* Exercise material:
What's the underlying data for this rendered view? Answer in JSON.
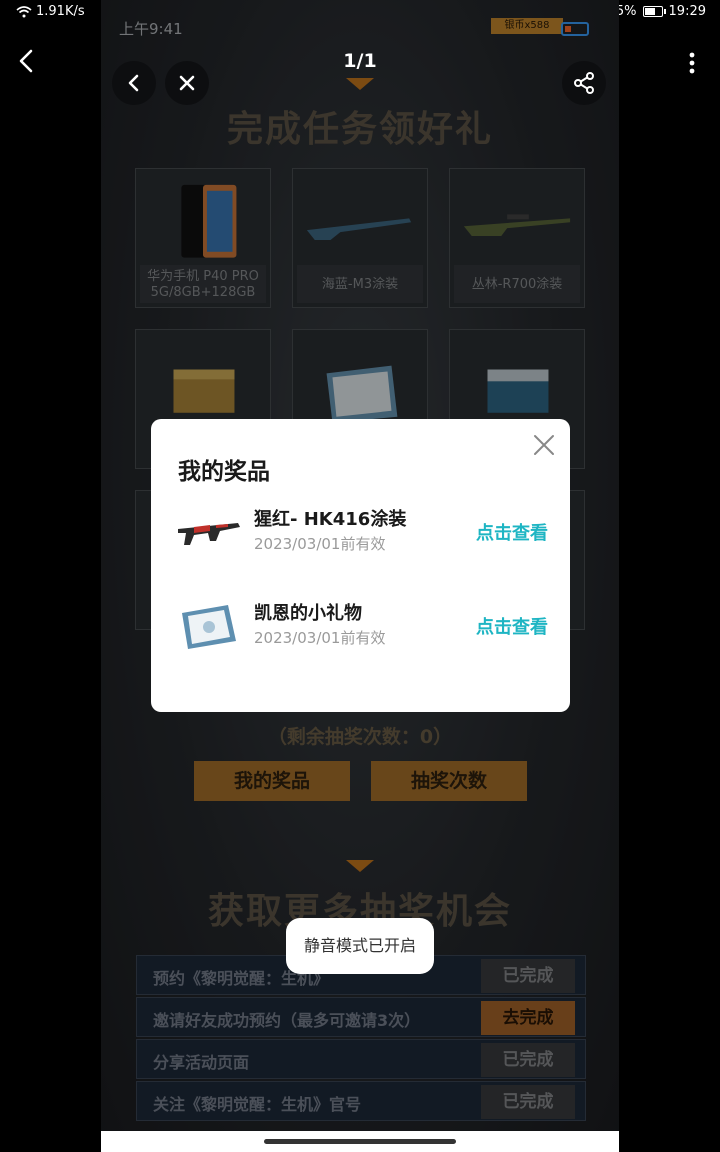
{
  "status_bar": {
    "network_speed": "1.91K/s",
    "battery_percent": "65%",
    "time": "19:29",
    "battery_level": 0.65
  },
  "viewer": {
    "page_indicator": "1/1"
  },
  "screenshot": {
    "inner_time": "上午9:41",
    "coin_tag": "银币x588",
    "banner_title": "完成任务领好礼",
    "prizes": [
      {
        "caption_line1": "华为手机 P40 PRO",
        "caption_line2": "5G/8GB+128GB"
      },
      {
        "caption_line1": "海蓝-M3涂装",
        "caption_line2": ""
      },
      {
        "caption_line1": "丛林-R700涂装",
        "caption_line2": ""
      }
    ],
    "remaining_draws": "（剩余抽奖次数：0）",
    "my_prizes_button": "我的奖品",
    "draw_count_button": "抽奖次数",
    "more_chances_title": "获取更多抽奖机会",
    "tasks": [
      {
        "label": "预约《黎明觉醒：生机》",
        "action": "已完成",
        "done": true
      },
      {
        "label": "邀请好友成功预约（最多可邀请3次）",
        "action": "去完成",
        "done": false
      },
      {
        "label": "分享活动页面",
        "action": "已完成",
        "done": true
      },
      {
        "label": "关注《黎明觉醒：生机》官号",
        "action": "已完成",
        "done": true
      }
    ]
  },
  "dialog": {
    "title": "我的奖品",
    "items": [
      {
        "name": "猩红- HK416涂装",
        "valid_until": "2023/03/01前有效",
        "action": "点击查看"
      },
      {
        "name": "凯恩的小礼物",
        "valid_until": "2023/03/01前有效",
        "action": "点击查看"
      }
    ]
  },
  "toast": "静音模式已开启",
  "colors": {
    "accent_teal": "#1eb5c3",
    "gold_button": "#a8722a",
    "dialog_bg": "#ffffff"
  }
}
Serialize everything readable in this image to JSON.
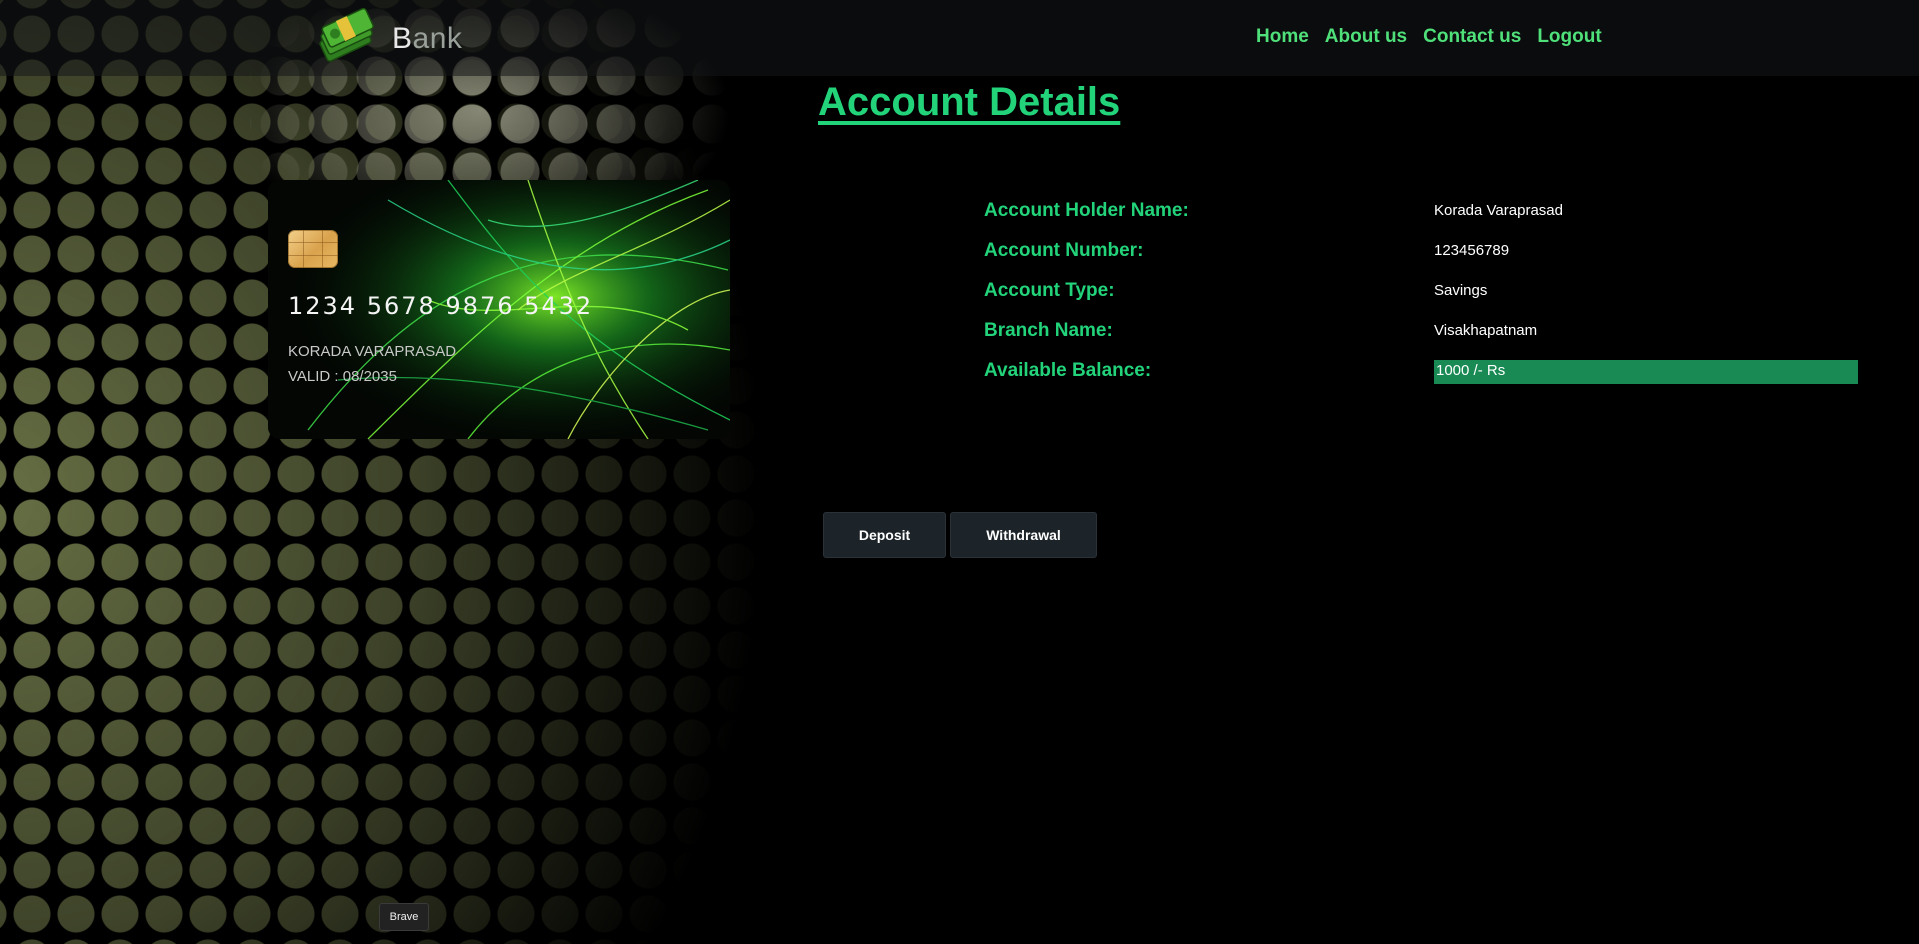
{
  "header": {
    "brand_first": "B",
    "brand_rest": "ank",
    "nav": [
      {
        "label": "Home"
      },
      {
        "label": "About us"
      },
      {
        "label": "Contact us"
      },
      {
        "label": "Logout"
      }
    ]
  },
  "page_title": "Account Details",
  "card": {
    "number": "1234 5678 9876 5432",
    "holder": "KORADA VARAPRASAD",
    "valid": "VALID : 08/2035"
  },
  "details": [
    {
      "label": "Account Holder Name:",
      "value": "Korada Varaprasad"
    },
    {
      "label": "Account Number:",
      "value": "123456789"
    },
    {
      "label": "Account Type:",
      "value": "Savings"
    },
    {
      "label": "Branch Name:",
      "value": "Visakhapatnam"
    },
    {
      "label": "Available Balance:",
      "value": "1000 /- Rs"
    }
  ],
  "actions": {
    "deposit_label": "Deposit",
    "withdrawal_label": "Withdrawal"
  },
  "footer_tag": "Brave",
  "colors": {
    "accent": "#22d37a",
    "nav": "#4fe07a",
    "balance_highlight": "#1a8a55",
    "button_bg": "#1c2329"
  },
  "icons": {
    "logo": "money-stack-icon",
    "card_chip": "chip-icon"
  }
}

* To do:
Reproduce each line from the records that contains the word "Account".

* Finished exercise:
  "page_title": "Account Details",
      "label": "Account Holder Name:",
      "label": "Account Number:",
      "label": "Account Type:",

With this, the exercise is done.